Requirements | Set down all of the data exactly as it appears.

Start of Available data

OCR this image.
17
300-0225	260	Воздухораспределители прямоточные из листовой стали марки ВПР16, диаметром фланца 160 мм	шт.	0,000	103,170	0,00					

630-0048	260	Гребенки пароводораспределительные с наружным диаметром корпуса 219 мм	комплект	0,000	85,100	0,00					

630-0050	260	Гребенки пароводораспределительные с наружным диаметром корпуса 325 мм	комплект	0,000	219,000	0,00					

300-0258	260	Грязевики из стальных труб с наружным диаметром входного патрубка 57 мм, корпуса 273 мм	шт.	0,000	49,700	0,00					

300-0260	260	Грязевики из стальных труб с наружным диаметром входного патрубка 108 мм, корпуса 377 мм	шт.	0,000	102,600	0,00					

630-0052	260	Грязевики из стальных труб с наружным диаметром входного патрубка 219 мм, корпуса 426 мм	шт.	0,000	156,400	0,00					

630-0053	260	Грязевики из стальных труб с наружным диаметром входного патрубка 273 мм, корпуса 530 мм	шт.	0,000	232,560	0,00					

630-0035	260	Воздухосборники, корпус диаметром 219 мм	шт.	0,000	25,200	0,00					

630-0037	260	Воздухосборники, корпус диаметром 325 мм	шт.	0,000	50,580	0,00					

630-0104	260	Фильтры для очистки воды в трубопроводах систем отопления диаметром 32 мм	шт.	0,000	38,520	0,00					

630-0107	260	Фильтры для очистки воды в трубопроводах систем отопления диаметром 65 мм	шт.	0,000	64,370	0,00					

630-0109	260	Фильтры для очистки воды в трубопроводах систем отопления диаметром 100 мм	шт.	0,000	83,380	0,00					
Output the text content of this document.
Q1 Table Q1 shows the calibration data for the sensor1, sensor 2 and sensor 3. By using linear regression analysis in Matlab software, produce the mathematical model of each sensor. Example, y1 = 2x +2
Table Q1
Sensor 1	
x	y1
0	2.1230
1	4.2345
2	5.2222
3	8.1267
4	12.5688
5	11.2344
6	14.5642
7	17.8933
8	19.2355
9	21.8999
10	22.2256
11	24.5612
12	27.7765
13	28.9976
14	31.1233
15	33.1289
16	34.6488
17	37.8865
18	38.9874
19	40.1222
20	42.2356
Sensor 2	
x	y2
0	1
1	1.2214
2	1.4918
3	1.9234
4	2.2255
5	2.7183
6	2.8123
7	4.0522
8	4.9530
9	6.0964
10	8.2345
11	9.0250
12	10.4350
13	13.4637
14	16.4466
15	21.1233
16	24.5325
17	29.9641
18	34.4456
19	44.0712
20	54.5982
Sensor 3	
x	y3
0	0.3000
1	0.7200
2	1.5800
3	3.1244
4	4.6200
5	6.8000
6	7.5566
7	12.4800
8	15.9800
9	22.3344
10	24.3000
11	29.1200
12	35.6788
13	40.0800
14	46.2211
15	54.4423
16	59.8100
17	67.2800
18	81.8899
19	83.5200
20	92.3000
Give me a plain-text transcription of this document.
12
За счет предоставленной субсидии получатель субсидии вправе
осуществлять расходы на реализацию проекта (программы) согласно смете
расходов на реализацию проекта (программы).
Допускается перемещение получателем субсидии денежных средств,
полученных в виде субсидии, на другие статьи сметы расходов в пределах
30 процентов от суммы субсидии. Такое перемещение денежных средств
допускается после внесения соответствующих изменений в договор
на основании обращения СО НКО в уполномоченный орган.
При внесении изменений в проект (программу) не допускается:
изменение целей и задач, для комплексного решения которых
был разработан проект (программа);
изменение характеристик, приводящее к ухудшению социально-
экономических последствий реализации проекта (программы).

End of Available data

Solution for this task |
OCR this image.
17
300-0225	260	Воздухораспределители прямоточные из листовой стали марки ВПР16, диаметром фланца 160 мм	шт.	0,000	103,170	0,00					

630-0048	260	Гребенки пароводораспределительные с наружным диаметром корпуса 219 мм	комплект	0,000	85,100	0,00					

630-0050	260	Гребенки пароводораспределительные с наружным диаметром корпуса 325 мм	комплект	0,000	219,000	0,00					

300-0258	260	Грязевики из стальных труб с наружным диаметром входного патрубка 57 мм, корпуса 273 мм	шт.	0,000	49,700	0,00					

300-0260	260	Грязевики из стальных труб с наружным диаметром входного патрубка 108 мм, корпуса 377 мм	шт.	0,000	102,600	0,00					

630-0052	260	Грязевики из стальных труб с наружным диаметром входного патрубка 219 мм, корпуса 426 мм	шт.	0,000	156,400	0,00					

630-0053	260	Грязевики из стальных труб с наружным диаметром входного патрубка 273 мм, корпуса 530 мм	шт.	0,000	232,560	0,00					

630-0035	260	Воздухосборники, корпус диаметром 219 мм	шт.	0,000	25,200	0,00					

630-0037	260	Воздухосборники, корпус диаметром 325 мм	шт.	0,000	50,580	0,00					

630-0104	260	Фильтры для очистки воды в трубопроводах систем отопления диаметром 32 мм	шт.	0,000	38,520	0,00					

630-0107	260	Фильтры для очистки воды в трубопроводах систем отопления диаметром 65 мм	шт.	0,000	64,370	0,00					

630-0109	260	Фильтры для очистки воды в трубопроводах систем отопления диаметром 100 мм	шт.	0,000	83,380	0,00					
Output the text content of this document.
Q1 Table Q1 shows the calibration data for the sensor1, sensor 2 and sensor 3. By using linear regression analysis in Matlab software, produce the mathematical model of each sensor. Example, y1 = 2x +2
Table Q1
Sensor 1	
x	y1
0	2.1230
1	4.2345
2	5.2222
3	8.1267
4	12.5688
5	11.2344
6	14.5642
7	17.8933
8	19.2355
9	21.8999
10	22.2256
11	24.5612
12	27.7765
13	28.9976
14	31.1233
15	33.1289
16	34.6488
17	37.8865
18	38.9874
19	40.1222
20	42.2356
Sensor 2	
x	y2
0	1
1	1.2214
2	1.4918
3	1.9234
4	2.2255
5	2.7183
6	2.8123
7	4.0522
8	4.9530
9	6.0964
10	8.2345
11	9.0250
12	10.4350
13	13.4637
14	16.4466
15	21.1233
16	24.5325
17	29.9641
18	34.4456
19	44.0712
20	54.5982
Sensor 3	
x	y3
0	0.3000
1	0.7200
2	1.5800
3	3.1244
4	4.6200
5	6.8000
6	7.5566
7	12.4800
8	15.9800
9	22.3344
10	24.3000
11	29.1200
12	35.6788
13	40.0800
14	46.2211
15	54.4423
16	59.8100
17	67.2800
18	81.8899
19	83.5200
20	92.3000
Give me a plain-text transcription of this document.
12
За счет предоставленной субсидии получатель субсидии вправе
осуществлять расходы на реализацию проекта (программы) согласно смете
расходов на реализацию проекта (программы).
Допускается перемещение получателем субсидии денежных средств,
полученных в виде субсидии, на другие статьи сметы расходов в пределах
30 процентов от суммы субсидии. Такое перемещение денежных средств
допускается после внесения соответствующих изменений в договор
на основании обращения СО НКО в уполномоченный орган.
При внесении изменений в проект (программу) не допускается:
изменение целей и задач, для комплексного решения которых
был разработан проект (программа);
изменение характеристик, приводящее к ухудшению социально-
экономических последствий реализации проекта (программы).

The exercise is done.